What is being asked: Every line below that contains "with" is to be copied.

Exercise input:
____________________
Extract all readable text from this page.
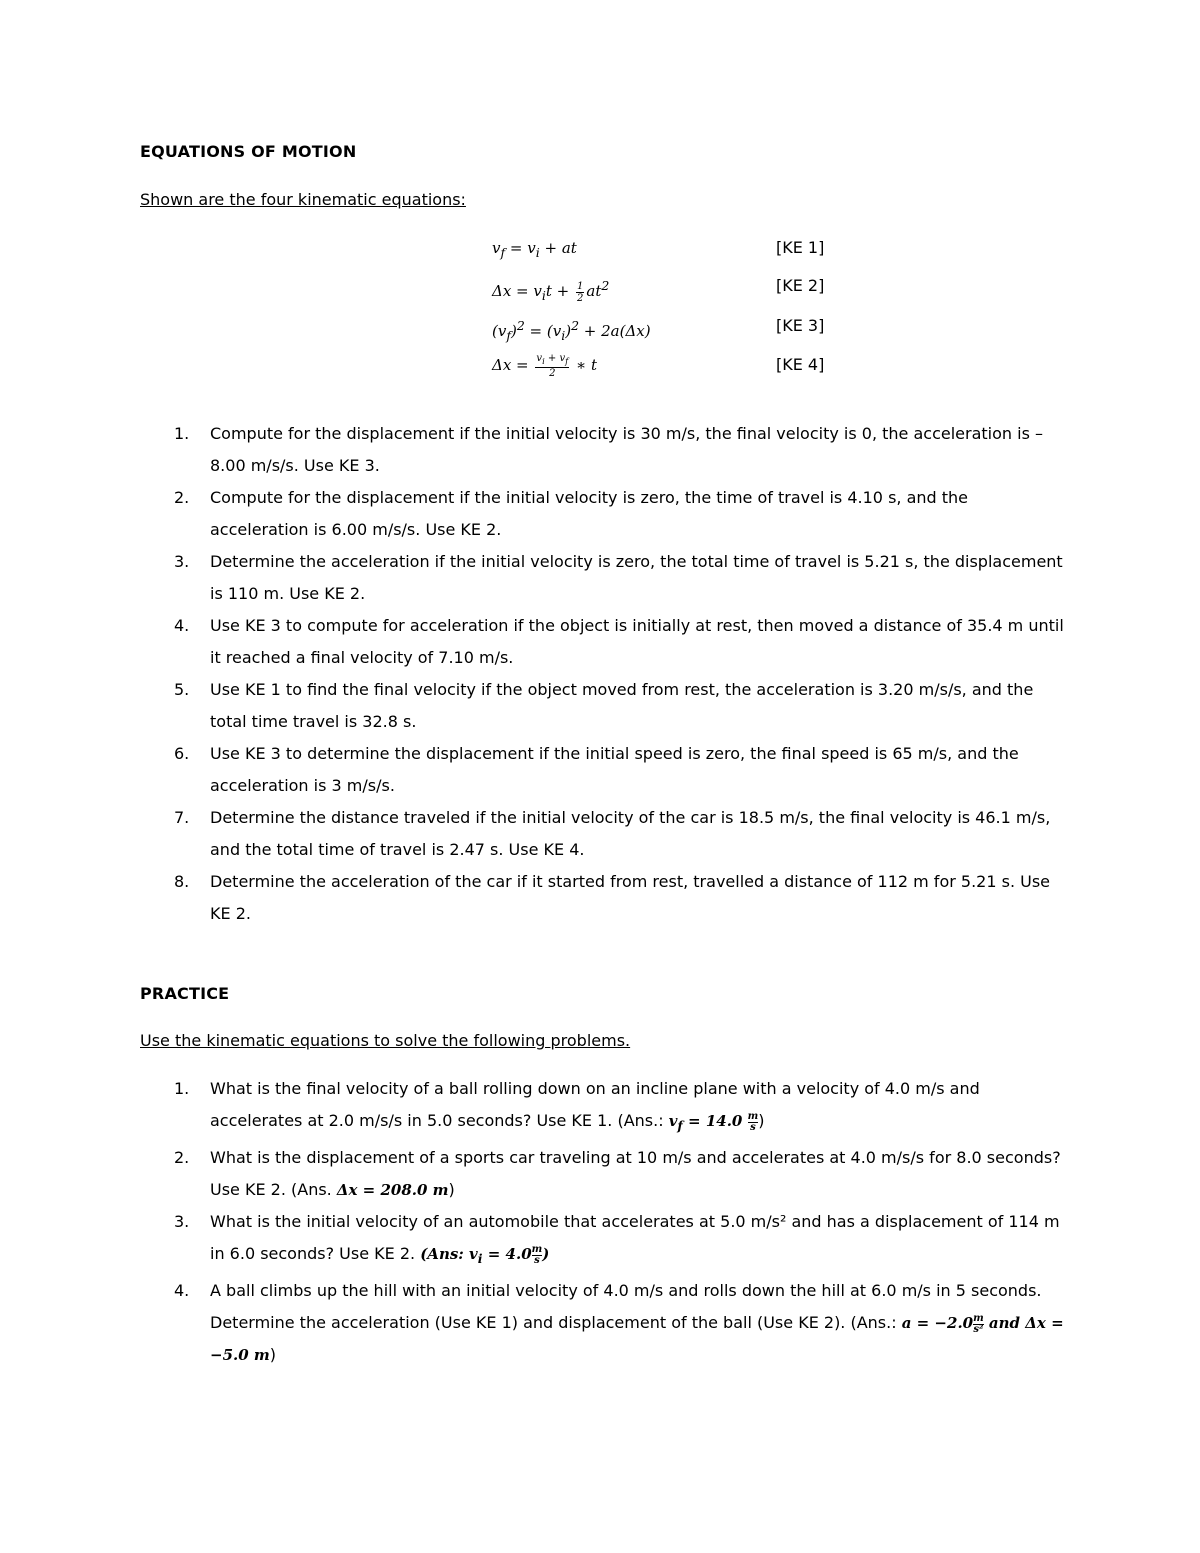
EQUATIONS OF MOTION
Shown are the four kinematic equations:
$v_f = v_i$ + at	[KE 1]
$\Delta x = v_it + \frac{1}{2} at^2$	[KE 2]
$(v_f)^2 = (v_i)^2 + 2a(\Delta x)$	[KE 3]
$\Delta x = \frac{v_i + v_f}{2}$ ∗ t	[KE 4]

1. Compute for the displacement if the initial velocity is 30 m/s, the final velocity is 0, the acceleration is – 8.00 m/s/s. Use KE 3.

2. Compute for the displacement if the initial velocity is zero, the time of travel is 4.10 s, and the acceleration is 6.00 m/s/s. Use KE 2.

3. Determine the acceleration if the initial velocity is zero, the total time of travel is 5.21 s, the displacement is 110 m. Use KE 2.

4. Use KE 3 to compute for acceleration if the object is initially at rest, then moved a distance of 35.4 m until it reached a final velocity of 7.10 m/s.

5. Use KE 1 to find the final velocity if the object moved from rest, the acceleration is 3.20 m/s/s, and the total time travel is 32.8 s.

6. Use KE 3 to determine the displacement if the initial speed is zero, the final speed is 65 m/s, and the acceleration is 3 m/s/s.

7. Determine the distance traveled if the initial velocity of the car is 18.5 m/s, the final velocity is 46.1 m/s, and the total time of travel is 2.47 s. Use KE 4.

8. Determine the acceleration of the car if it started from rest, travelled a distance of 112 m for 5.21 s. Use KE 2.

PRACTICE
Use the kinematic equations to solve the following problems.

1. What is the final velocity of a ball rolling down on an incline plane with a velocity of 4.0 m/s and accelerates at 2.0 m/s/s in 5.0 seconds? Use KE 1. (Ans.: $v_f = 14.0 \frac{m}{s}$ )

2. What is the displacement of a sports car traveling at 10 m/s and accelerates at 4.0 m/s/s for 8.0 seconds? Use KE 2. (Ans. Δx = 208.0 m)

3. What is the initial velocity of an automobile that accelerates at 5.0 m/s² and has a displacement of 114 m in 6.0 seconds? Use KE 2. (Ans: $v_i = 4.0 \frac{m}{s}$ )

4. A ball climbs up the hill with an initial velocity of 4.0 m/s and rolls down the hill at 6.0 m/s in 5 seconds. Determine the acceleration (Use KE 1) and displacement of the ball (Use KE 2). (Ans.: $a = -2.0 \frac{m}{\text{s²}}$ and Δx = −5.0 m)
____________________
Expected answer:
1. What is the final velocity of a ball rolling down on an incline plane with a velocity of 4.0 m/s and accelerates at 2.0 m/s/s in 5.0 seconds? Use KE 1. (Ans.: $v_f = 14.0 \frac{m}{s}$ )
4. A ball climbs up the hill with an initial velocity of 4.0 m/s and rolls down the hill at 6.0 m/s in 5 seconds. Determine the acceleration (Use KE 1) and displacement of the ball (Use KE 2). (Ans.: $a = -2.0 \frac{m}{\text{s²}}$ and Δx = −5.0 m)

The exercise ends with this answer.